··· DATA PROVIDED ···

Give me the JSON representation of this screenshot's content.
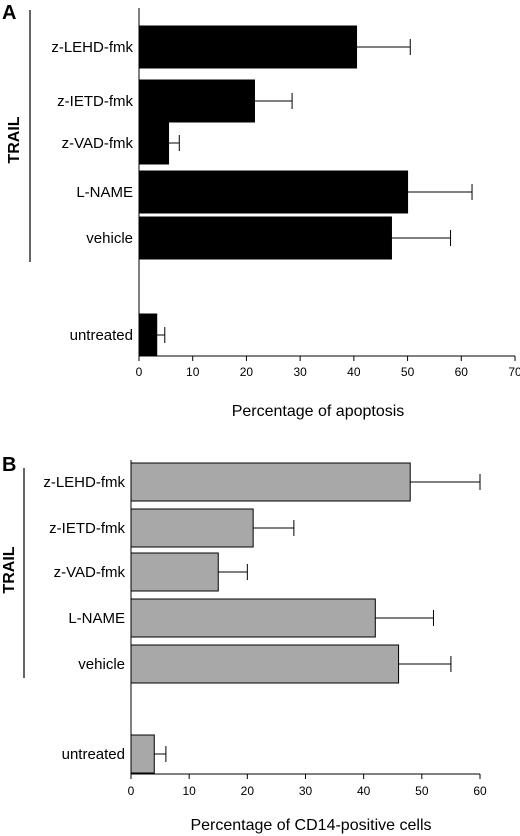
{
  "chart_data": [
    {
      "type": "bar",
      "orientation": "horizontal",
      "panel_label": "A",
      "group_label": "TRAIL",
      "categories": [
        "z-LEHD-fmk",
        "z-IETD-fmk",
        "z-VAD-fmk",
        "L-NAME",
        "vehicle",
        "untreated"
      ],
      "values": [
        40.5,
        21.5,
        5.5,
        50,
        47,
        3.3
      ],
      "errors": [
        10,
        7,
        2,
        12,
        11,
        1.5
      ],
      "bar_color": "#000000",
      "xlabel": "Percentage of apoptosis",
      "xlim": [
        0,
        70
      ],
      "xticks": [
        "0",
        "10",
        "20",
        "30",
        "40",
        "50",
        "60",
        "70"
      ],
      "grid": false
    },
    {
      "type": "bar",
      "orientation": "horizontal",
      "panel_label": "B",
      "group_label": "TRAIL",
      "categories": [
        "z-LEHD-fmk",
        "z-IETD-fmk",
        "z-VAD-fmk",
        "L-NAME",
        "vehicle",
        "untreated"
      ],
      "values": [
        48,
        21,
        15,
        42,
        46,
        4
      ],
      "errors": [
        12,
        7,
        5,
        10,
        9,
        2
      ],
      "bar_color": "#a8a8a8",
      "xlabel": "Percentage of CD14-positive cells",
      "xlim": [
        0,
        60
      ],
      "xticks": [
        "0",
        "10",
        "20",
        "30",
        "40",
        "50",
        "60"
      ],
      "grid": false
    }
  ]
}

···

• [EXERCISE DETAILS]
Scan the material above for lines that contain the string "Percentage", and copy each such line.

• [THE ANSWER]
      "xlabel": "Percentage of apoptosis",
      "xlabel": "Percentage of CD14-positive cells",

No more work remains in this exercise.